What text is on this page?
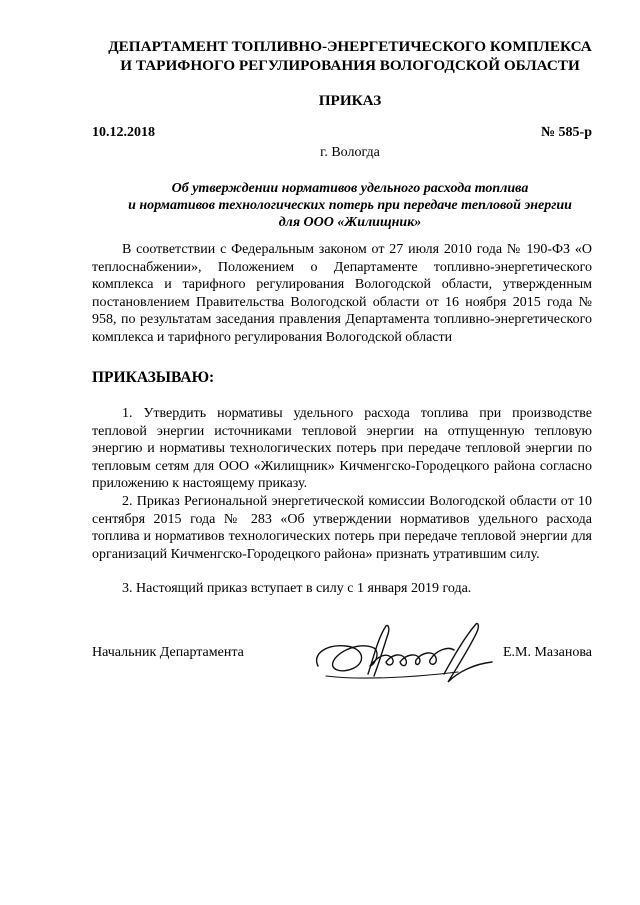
ДЕПАРТАМЕНТ ТОПЛИВНО-ЭНЕРГЕТИЧЕСКОГО КОМПЛЕКСА
И ТАРИФНОГО РЕГУЛИРОВАНИЯ ВОЛОГОДСКОЙ ОБЛАСТИ
ПРИКАЗ
10.12.2018	№ 585-р
г. Вологда
Об утверждении нормативов удельного расхода топлива
и нормативов технологических потерь при передаче тепловой энергии
для ООО «Жилищник»

В соответствии с Федеральным законом от 27 июля 2010 года № 190-ФЗ «О теплоснабжении», Положением о Департаменте топливно-энергетического комплекса и тарифного регулирования Вологодской области, утвержденным постановлением Правительства Вологодской области от 16 ноября 2015 года № 958, по результатам заседания правления Департамента топливно-энергетического комплекса и тарифного регулирования Вологодской области

ПРИКАЗЫВАЮ:

1. Утвердить нормативы удельного расхода топлива при производстве тепловой энергии источниками тепловой энергии на отпущенную тепловую энергию и нормативы технологических потерь при передаче тепловой энергии по тепловым сетям для ООО «Жилищник» Кичменгско-Городецкого района согласно приложению к настоящему приказу.

2. Приказ Региональной энергетической комиссии Вологодской области от 10 сентября 2015 года № 283 «Об утверждении нормативов удельного расхода топлива и нормативов технологических потерь при передаче тепловой энергии для организаций Кичменгско-Городецкого района» признать утратившим силу.

3. Настоящий приказ вступает в силу с 1 января 2019 года.

Начальник Департамента	Е.М. Мазанова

◆ Work to do
Quote every entry exactly, with the pictures omitted.

◆ Completed exercise
What text is on this page?
ДЕПАРТАМЕНТ ТОПЛИВНО-ЭНЕРГЕТИЧЕСКОГО КОМПЛЕКСА
И ТАРИФНОГО РЕГУЛИРОВАНИЯ ВОЛОГОДСКОЙ ОБЛАСТИ
ПРИКАЗ
10.12.2018	№ 585-р
г. Вологда
Об утверждении нормативов удельного расхода топлива
и нормативов технологических потерь при передаче тепловой энергии
для ООО «Жилищник»

В соответствии с Федеральным законом от 27 июля 2010 года № 190-ФЗ «О теплоснабжении», Положением о Департаменте топливно-энергетического комплекса и тарифного регулирования Вологодской области, утвержденным постановлением Правительства Вологодской области от 16 ноября 2015 года № 958, по результатам заседания правления Департамента топливно-энергетического комплекса и тарифного регулирования Вологодской области

ПРИКАЗЫВАЮ:

1. Утвердить нормативы удельного расхода топлива при производстве тепловой энергии источниками тепловой энергии на отпущенную тепловую энергию и нормативы технологических потерь при передаче тепловой энергии по тепловым сетям для ООО «Жилищник» Кичменгско-Городецкого района согласно приложению к настоящему приказу.

2. Приказ Региональной энергетической комиссии Вологодской области от 10 сентября 2015 года № 283 «Об утверждении нормативов удельного расхода топлива и нормативов технологических потерь при передаче тепловой энергии для организаций Кичменгско-Городецкого района» признать утратившим силу.

3. Настоящий приказ вступает в силу с 1 января 2019 года.

Начальник Департамента	Е.М. Мазанова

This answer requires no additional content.